- **TESTO FORNITO**
+===+

Ho fatto un po di confusione, comunque ti ho messo in bocca una cosa vera.


----------



## ionio36 (11 Febbraio 2021)

Non sapevo si potesse fare anche questo.


----------



## ologramma (11 Febbraio 2021)

Carola ha detto:


> E allora evita di dire bella la vita con i soldi perche i soldi si fanno anche a fronte di sacrifici di anni di studio mentre magari i tuoi coetanei escono e tu studi x laurearti e ti fai un master lavorando ecc ecc
> Bella la vita con i soldi dillo a Gianluca  vacchi
> Noi eravamo in due lui quadro io impiegata
> Poi siamo cresciuti entrambi io poco lui di più ma i soldi x la tata venivano dai nostri sforzi
> ...

+===+

- **DATI FORNITI**
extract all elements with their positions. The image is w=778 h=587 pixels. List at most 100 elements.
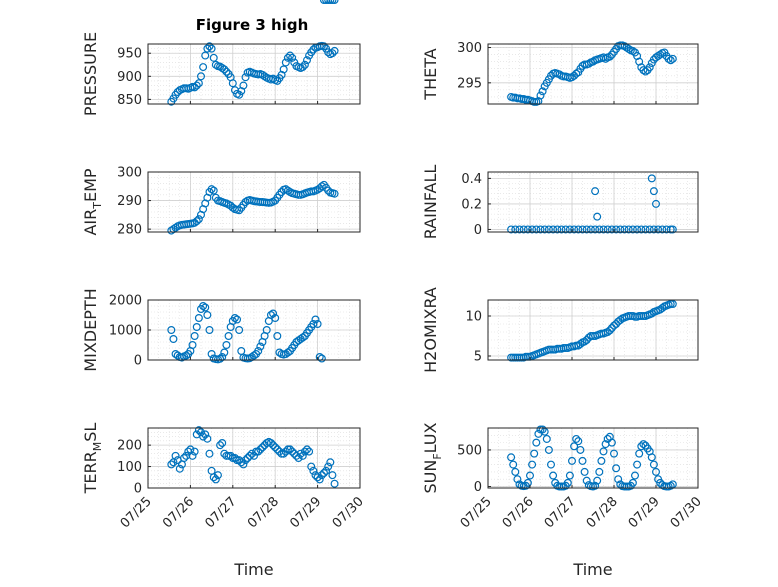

+===+

- **OBIETTIVI**
1. Secondo il testo fornito sulla vita con i soldi, da dove venivano i soldi per la tata?
2. Scrivi il seguito del testo fornito, la discussione sui soldi e sui sacrifici, da dove si interrompe.
Il materiale non serve.

- **RISPOSTE**
1. Dai loro sforzi.

2.
guarda che quando abbiamo iniziato la vita insieme avevo si e no duecento mila lire, la mia lei prendeva 80 mila lire di stipendio e io ne prendevo 240 , e pagavo affittò di 40 mila lire , due macchine , vedi che i soldi mica partorivano , io lavoravo la sera dopo tutto il giorno . Poi che non avevi i nonni  vicino credo , mi dispiace , ma non me ne puoi fare una colpa , mangiavamo insieme solo la sera  e la domenica , ti dico solo una cosa  c'era abnegazione l'uno per l'altro


----------



## ologramma (11 Febbraio 2021)

ionio36 ha detto:


> Non sapevo si potesse fare anche questo.


traduci


----------



## Brunetta (11 Febbraio 2021)

ionio36 ha detto:


> Intanto dipende da quante stanze hai. Più frazioni, più tempo. Poi dipende da quanti sono a imbiancare.
> 6 stanze più ingresso,da solo,6 gg con 2 mani senza stressarmi,(mooolto tranquillo), (Con vano scale).D'estate si asciuga prima.
> Io non sono un professionista,ma un professionista da solo, circa 3 gg , con 25/30 h circa totali. Comunque lavorano a mq. La differenza sta nella qualità soprattutto nei dettagli (angoli!).


Mi tocca mettere a posto i quote, ma come fate?! 

Da me avevano fatto la casa in tre giorni, con una pausa per fare asciugare. L’ultimo preventivo, per ingresso, soggiorno, cucina, corridoio, camera e due bagni,  conveniente, è di 2000€


----------



## ionio36 (11 Febbraio 2021)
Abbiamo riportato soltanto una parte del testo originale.